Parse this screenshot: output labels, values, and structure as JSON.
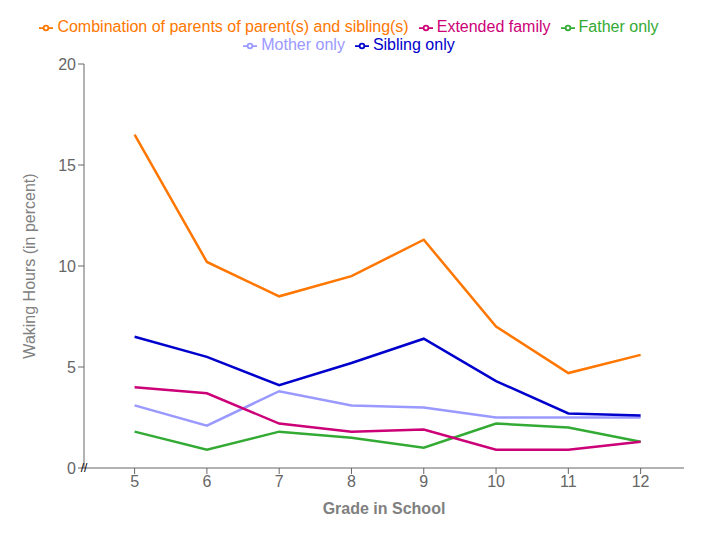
{
  "chart_data": {
    "type": "line",
    "x": [
      5,
      6,
      7,
      8,
      9,
      10,
      11,
      12
    ],
    "series": [
      {
        "name": "Mother only",
        "color": "#9999FF",
        "values": [
          3.1,
          2.1,
          3.8,
          3.1,
          3.0,
          2.5,
          2.5,
          2.5
        ]
      },
      {
        "name": "Father only",
        "color": "#33AA33",
        "values": [
          1.8,
          0.9,
          1.8,
          1.5,
          1.0,
          2.2,
          2.0,
          1.3
        ]
      },
      {
        "name": "Sibling only",
        "color": "#0000CC",
        "values": [
          6.5,
          5.5,
          4.1,
          5.2,
          6.4,
          4.3,
          2.7,
          2.6
        ]
      },
      {
        "name": "Combination of parents of parent(s) and sibling(s)",
        "color": "#FF7700",
        "values": [
          16.5,
          10.2,
          8.5,
          9.5,
          11.3,
          7.0,
          4.7,
          5.6
        ]
      },
      {
        "name": "Extended family",
        "color": "#CC0077",
        "values": [
          4.0,
          3.7,
          2.2,
          1.8,
          1.9,
          0.9,
          0.9,
          1.3
        ]
      }
    ],
    "xlabel": "Grade in School",
    "ylabel": "Waking Hours (in percent)",
    "xlim": [
      4.3,
      12.6
    ],
    "xticks": [
      5,
      6,
      7,
      8,
      9,
      10,
      11,
      12
    ],
    "ylim": [
      0,
      20
    ],
    "yticks": [
      0,
      5,
      10,
      15,
      20
    ],
    "grid": false,
    "legend": "top",
    "annotations": [
      "//"
    ]
  }
}
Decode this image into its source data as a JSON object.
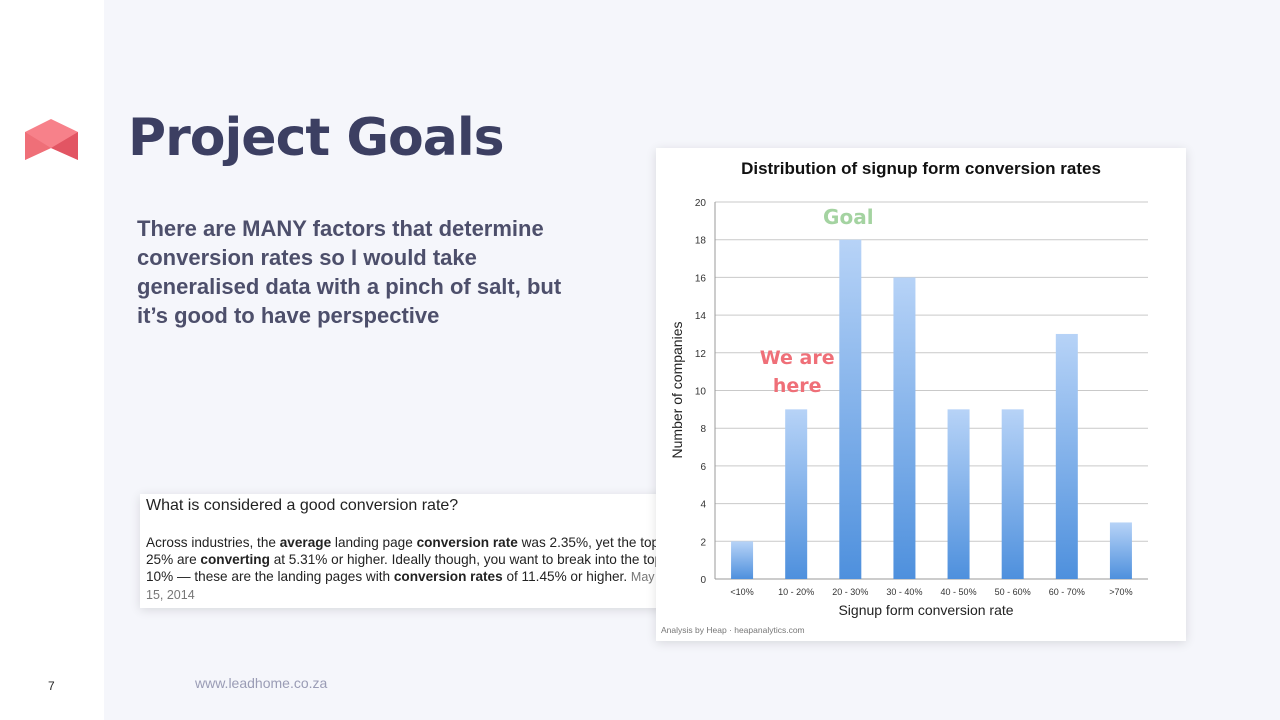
{
  "slide": {
    "page_number": "7",
    "title": "Project Goals",
    "body_lines": [
      "There are MANY factors that determine",
      "conversion rates so I would take",
      "generalised data with a pinch of salt, but",
      "it’s good to have perspective"
    ],
    "footer_url": "www.leadhome.co.za",
    "logo_icon": "leadhome-house-logo-icon"
  },
  "snippet": {
    "question": "What is considered a good conversion rate?",
    "caret_icon": "chevron-up-icon",
    "parts": [
      {
        "t": "Across industries, the ",
        "b": false
      },
      {
        "t": "average",
        "b": true
      },
      {
        "t": " landing page ",
        "b": false
      },
      {
        "t": "conversion rate",
        "b": true
      },
      {
        "t": " was 2.35%, yet the top 25% are ",
        "b": false
      },
      {
        "t": "converting",
        "b": true
      },
      {
        "t": " at 5.31% or higher. Ideally though, you want to break into the top 10% — these are the landing pages with ",
        "b": false
      },
      {
        "t": "conversion rates",
        "b": true
      },
      {
        "t": " of 11.45% or higher.",
        "b": false
      }
    ],
    "date": "May 15, 2014"
  },
  "chart_data": {
    "type": "bar",
    "title": "Distribution of signup form conversion rates",
    "xlabel": "Signup form conversion rate",
    "ylabel": "Number of companies",
    "categories": [
      "<10%",
      "10 - 20%",
      "20 - 30%",
      "30 - 40%",
      "40 - 50%",
      "50 - 60%",
      "60 - 70%",
      ">70%"
    ],
    "values": [
      2,
      9,
      18,
      16,
      9,
      9,
      13,
      3
    ],
    "ylim": [
      0,
      20
    ],
    "yticks": [
      "0",
      "2",
      "4",
      "6",
      "8",
      "10",
      "12",
      "14",
      "16",
      "18",
      "20"
    ],
    "grid": true,
    "annotations": [
      {
        "text": "Goal",
        "category": "20 - 30%",
        "color": "#a4d3a1"
      },
      {
        "text": "We are here",
        "category": "10 - 20%",
        "color": "#ef6f78"
      }
    ],
    "source_note": "Analysis by Heap · heapanalytics.com",
    "colors": {
      "bar_top": "#b7d3f7",
      "bar_bottom": "#4e90dd",
      "grid": "#c9c9c9"
    }
  }
}
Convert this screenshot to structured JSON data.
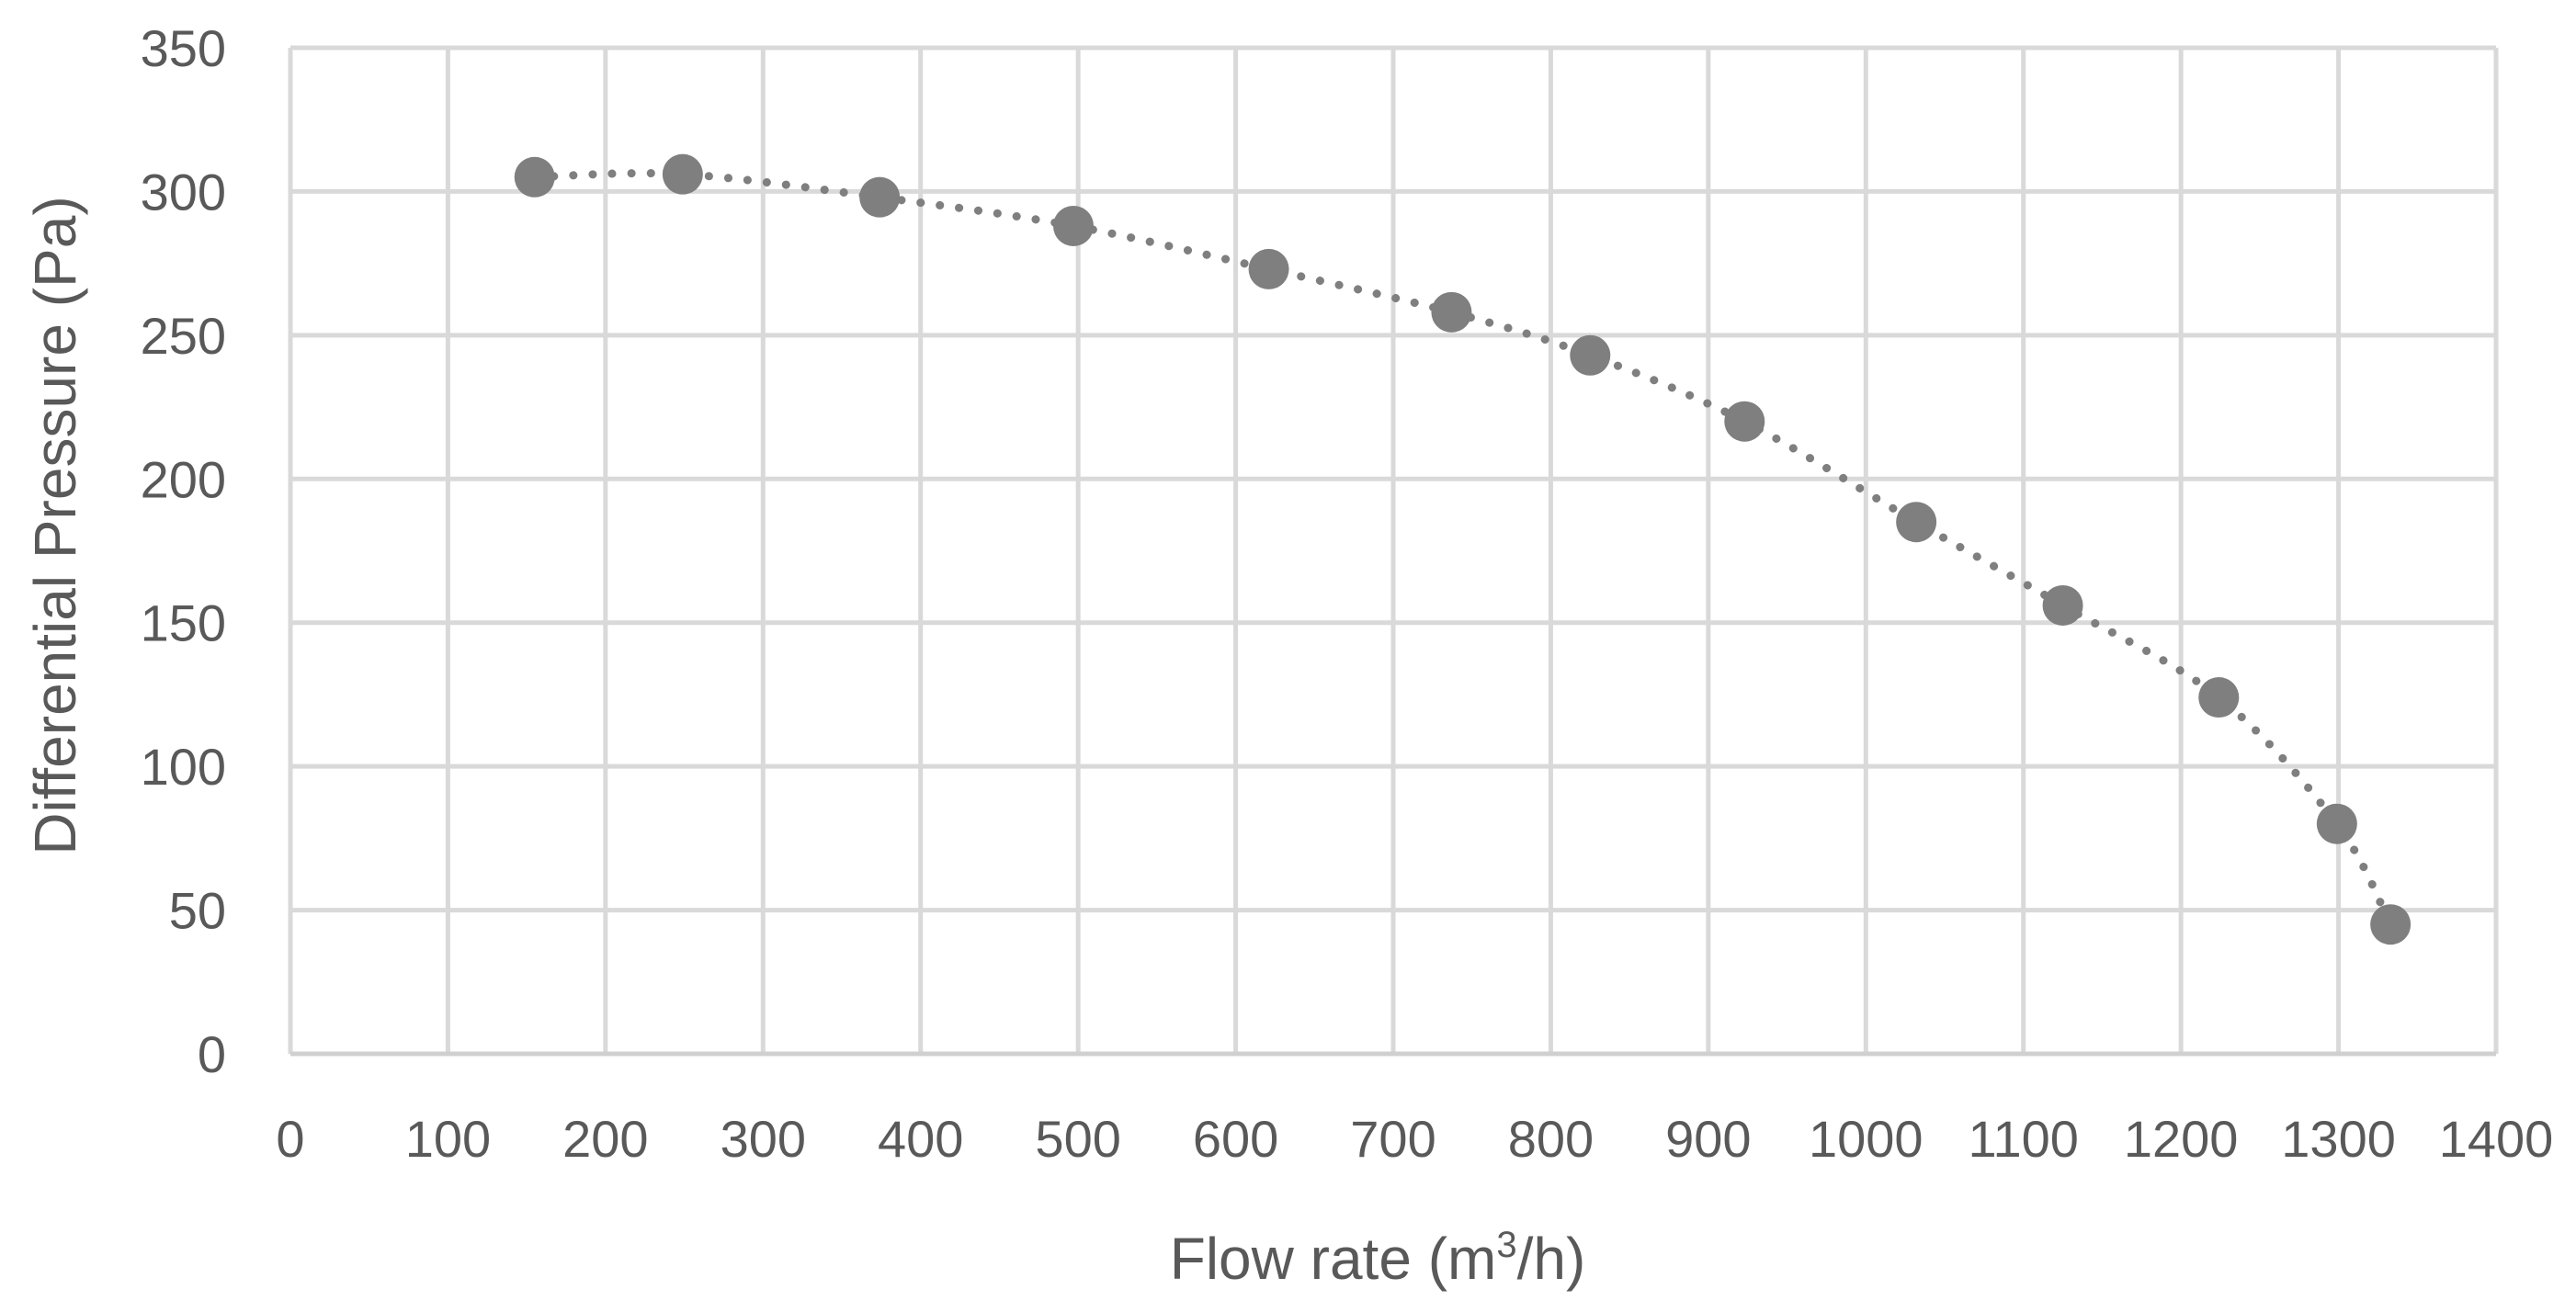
{
  "chart_data": {
    "type": "scatter",
    "title": "",
    "xlabel": "Flow rate (m3/h)",
    "xlabel_parts": {
      "before": "Flow rate (m",
      "superscript": "3",
      "after": "/h)"
    },
    "ylabel": "Differential Pressure (Pa)",
    "xlim": [
      0,
      1400
    ],
    "ylim": [
      0,
      350
    ],
    "x_ticks": [
      0,
      100,
      200,
      300,
      400,
      500,
      600,
      700,
      800,
      900,
      1000,
      1100,
      1200,
      1300,
      1400
    ],
    "y_ticks": [
      0,
      50,
      100,
      150,
      200,
      250,
      300,
      350
    ],
    "grid": true,
    "legend": "none",
    "trendline": "dotted",
    "series": [
      {
        "name": "Differential Pressure",
        "color": "#7f7f7f",
        "x": [
          155,
          249,
          374,
          497,
          621,
          737,
          825,
          923,
          1032,
          1125,
          1224,
          1299,
          1333
        ],
        "y": [
          305,
          306,
          298,
          288,
          273,
          258,
          243,
          220,
          185,
          156,
          124,
          80,
          45
        ]
      }
    ]
  }
}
────────────────
■ To be done
Return every line in the listing that contains the word "higher".

■ Output of the task
        "t": " at 5.31% or higher. Ideally though, you want to break into the top 10% — these are the landing pages with ",
        "t": " of 11.45% or higher.",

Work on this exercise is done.